- TEXT BLOCK:
--
U.S. oil and gas companies pay billions of dollars to the Angolan government every year in exchange for my country’s oil. But for now, we do not know exactly how much U.S. oil and gas companies are paying my government because they have blocked a key regulation requiring them to tell us. 

Five years ago, President Obama signed the Dodd-Frank Wall Street Reform bill into law. The law included a provision, Section 1504, requiring U.S. oil, gas, and mining companies to disclose the amounts they paid for contracts to extract energy and minerals in developing countries.

The law was intended to reveal how much money U.S. oil companies were paying to the Angolan government. In turn, we could then hold our government accountable for how it spent the billions it receives from U.S. oil and mining companies. The law is designed to stop elites in Angola—and countries like it—from looting public treasuries.

The problem is that the American Petroleum Institute has fought Section 1504 and stopped its implementation.

While the regulatory and legal debates continue in Washington, corruption and poor governance go on. In 2012, for example, the IMF found that $4.2 billion linked to Angola’s state-owned oil company was missing from the public accountsa sum that far surpasses Angola’s annual public health budget. So while government elites luxuriate in oil wealth, many of Angola’s children are starving to death.

The Securities and Exchange Commission (SEC) is charged with implementing Section 1504, but its first attempt to do so in 2012 was stopped by a legal challenge filed by the American Petroleum Institute. The SEC is now reissuing an implementing rule.

Stalling Section 1504 has proved to be disastrous for the Angolan economy. Sonangol, Angola’s oil and gas company, has been said by its CEO to be on the brink of technical bankruptcy. Despite receiving significant revenues in the last 10 years, Angola is borrowing huge sums of money from China, the United States, Brazil, Italy, and Spain. It is estimated that Angola’s foreign debt sits at 43 percent of its GDP, which is a serious risk to an already fragile economy.

The U.S. oil lobby has continued its campaign to eviscerate Section 1504. The companies want the SEC to implement a weak and watered-down rule because they fear that U.S. firms will lose business to competitors that are not covered by similar transparency requirements and disclosure laws.

Even though they have had five years to show that Section 1504 harms their business interests, the oil companies have not provided any credible evidence to support their argument. Companies win the right to drill for oil based on specific factors, such as price, technological capability, and access to capital. A company’s transparency record is irrelevant to its business operations.

Moreover, the European Union, Canada, and Norway have introduced similar laws since 2010. Today, more than two-thirds of the world’s top 200 publicly listed oil and mining companies are now covered by revenue transparency rules. These include U.S. firms’ biggest Chinese and Russian competitors such as Gazprom and PetroChina.

Some oil companies support strong revenue disclosure laws because they recognize that they foster efficient markets, reduce corruption risks, and enhance companies’ reputation. For example, the Norwegian oil company Statoil has said that disclosing revenues has given it a competitive advantage.

Besides Statoil, the U.S. oil firm Kosmos has endorsed the EU’s law requiring companies to report revenues for each extraction project they own. And the UK-based Tullow Oil also has chosen to comply with the EU’s disclosure law well ahead of the legal deadline to do so. Finally, major international investors support Section 1504 and other disclosure laws because they understand that more transparency and better governance is good for business. That’s why a group of investors, including UBS Asset Management, Railpen Investments, and Allianz Global Investors, worth more than $6.4 trillion, have written to the SEC in support of a strong U.S. rule.

When Section 1504 was signed into law, the United States became a leader in the revenue transparency movement. But five years later, America has been eclipsed by other governments that have adopted stronger disclosure requirements. By implementing a rule in line with the EU’s and Canada’s, the United States can level the playing field for business and lead the fight against corruption.
--
- SET PROBLEM 1:
Print the part of the Section 1504 piece between "U.S. oil and gas companies pay" and "in developing countries.", inclusive.
- SET PROBLEM 2:
Name every country the Section 1504 piece says Angola is borrowing money from.

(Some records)
--
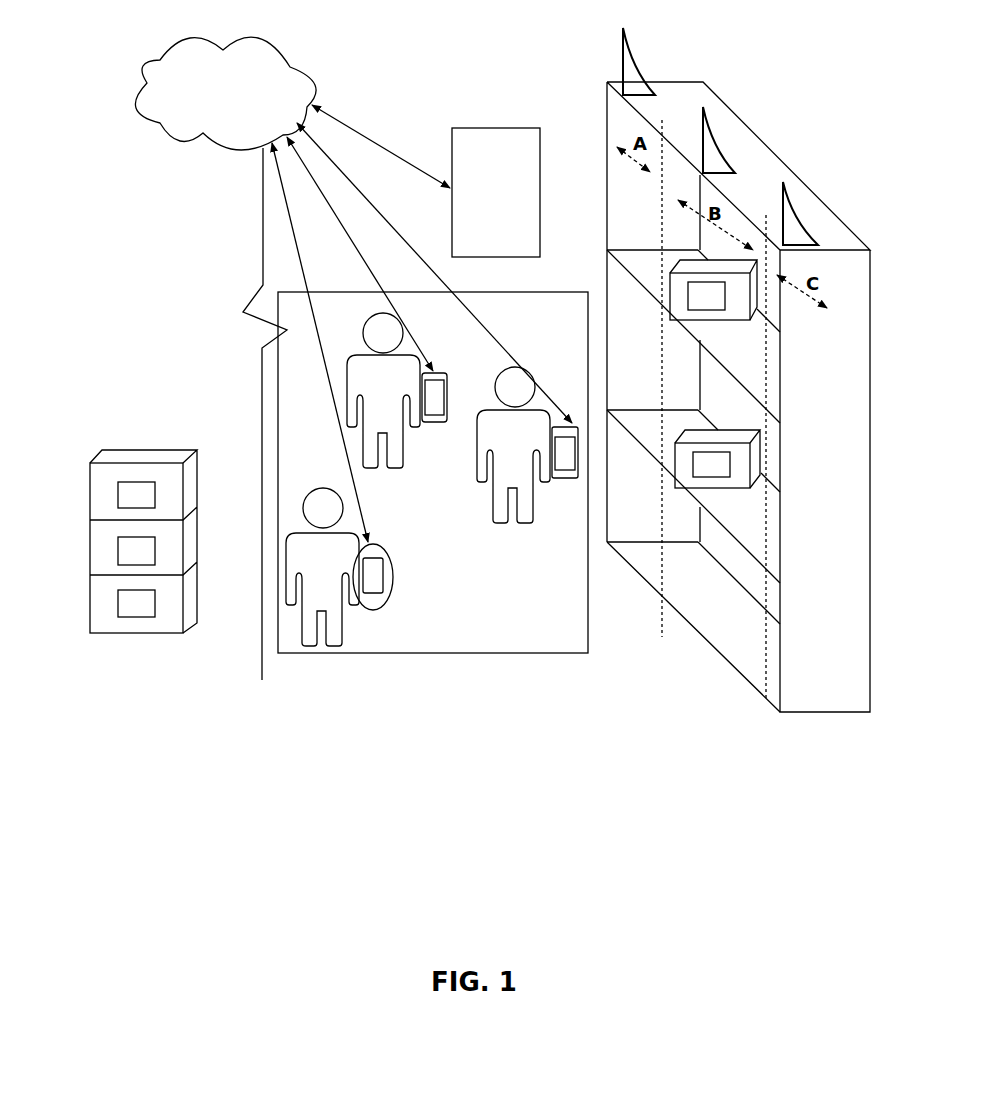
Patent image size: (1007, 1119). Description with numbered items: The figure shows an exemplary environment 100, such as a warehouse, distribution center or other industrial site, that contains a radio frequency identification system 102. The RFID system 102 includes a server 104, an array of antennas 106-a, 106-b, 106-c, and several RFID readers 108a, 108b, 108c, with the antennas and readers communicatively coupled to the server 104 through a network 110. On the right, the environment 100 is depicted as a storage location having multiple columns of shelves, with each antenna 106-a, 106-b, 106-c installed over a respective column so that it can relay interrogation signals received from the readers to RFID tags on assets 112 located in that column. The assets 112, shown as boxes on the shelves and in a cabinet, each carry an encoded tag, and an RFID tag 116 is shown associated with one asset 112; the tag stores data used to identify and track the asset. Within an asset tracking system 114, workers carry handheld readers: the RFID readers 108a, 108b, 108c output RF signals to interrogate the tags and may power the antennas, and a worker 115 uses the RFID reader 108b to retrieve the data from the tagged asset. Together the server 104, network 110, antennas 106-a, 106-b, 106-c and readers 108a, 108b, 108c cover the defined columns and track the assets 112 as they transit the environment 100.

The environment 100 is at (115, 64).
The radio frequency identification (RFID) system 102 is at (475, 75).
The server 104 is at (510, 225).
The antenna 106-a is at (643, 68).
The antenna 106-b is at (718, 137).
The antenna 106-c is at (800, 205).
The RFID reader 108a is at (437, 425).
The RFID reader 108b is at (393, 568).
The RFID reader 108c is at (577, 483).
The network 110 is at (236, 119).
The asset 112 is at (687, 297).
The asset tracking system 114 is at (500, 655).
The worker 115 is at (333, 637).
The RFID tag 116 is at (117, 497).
--
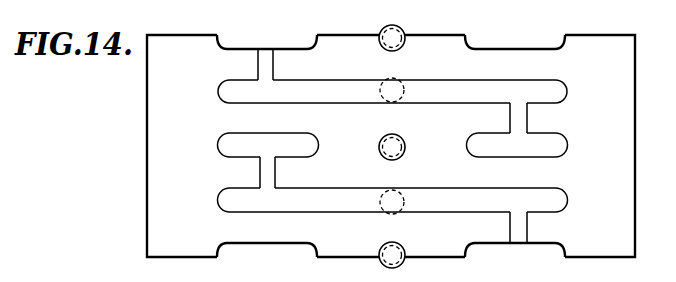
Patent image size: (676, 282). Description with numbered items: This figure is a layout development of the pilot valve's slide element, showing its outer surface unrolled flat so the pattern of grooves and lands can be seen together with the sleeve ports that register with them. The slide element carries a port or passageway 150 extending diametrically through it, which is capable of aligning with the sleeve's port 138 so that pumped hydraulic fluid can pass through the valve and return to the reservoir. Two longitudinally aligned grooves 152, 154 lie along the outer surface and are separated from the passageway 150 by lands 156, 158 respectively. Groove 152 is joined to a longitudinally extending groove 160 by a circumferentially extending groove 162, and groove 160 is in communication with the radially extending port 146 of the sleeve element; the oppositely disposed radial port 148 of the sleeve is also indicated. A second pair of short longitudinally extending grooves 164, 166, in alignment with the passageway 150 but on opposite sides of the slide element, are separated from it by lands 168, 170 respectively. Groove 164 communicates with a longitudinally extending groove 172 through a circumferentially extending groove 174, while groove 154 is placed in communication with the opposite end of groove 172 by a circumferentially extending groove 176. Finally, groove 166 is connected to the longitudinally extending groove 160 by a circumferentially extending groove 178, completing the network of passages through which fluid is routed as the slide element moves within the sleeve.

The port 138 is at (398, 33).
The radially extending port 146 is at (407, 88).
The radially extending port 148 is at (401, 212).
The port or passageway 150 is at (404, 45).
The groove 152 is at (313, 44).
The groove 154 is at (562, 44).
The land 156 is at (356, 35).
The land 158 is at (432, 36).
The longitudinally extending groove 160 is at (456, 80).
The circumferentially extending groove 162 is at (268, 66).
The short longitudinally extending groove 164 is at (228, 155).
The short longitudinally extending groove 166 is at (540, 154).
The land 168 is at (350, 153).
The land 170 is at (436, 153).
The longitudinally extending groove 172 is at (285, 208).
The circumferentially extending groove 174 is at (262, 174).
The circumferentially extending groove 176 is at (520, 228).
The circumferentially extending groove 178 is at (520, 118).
--
- PROBLEM SOLUTION 1:
U.S. oil and gas companies pay billions of dollars to the Angolan government every year in exchange for my country’s oil. But for now, we do not know exactly how much U.S. oil and gas companies are paying my government because they have blocked a key regulation requiring them to tell us. 

Five years ago, President Obama signed the Dodd-Frank Wall Street Reform bill into law. The law included a provision, Section 1504, requiring U.S. oil, gas, and mining companies to disclose the amounts they paid for contracts to extract energy and minerals in developing countries.

- PROBLEM SOLUTION 2:
China, the United States, Brazil, Italy, Spain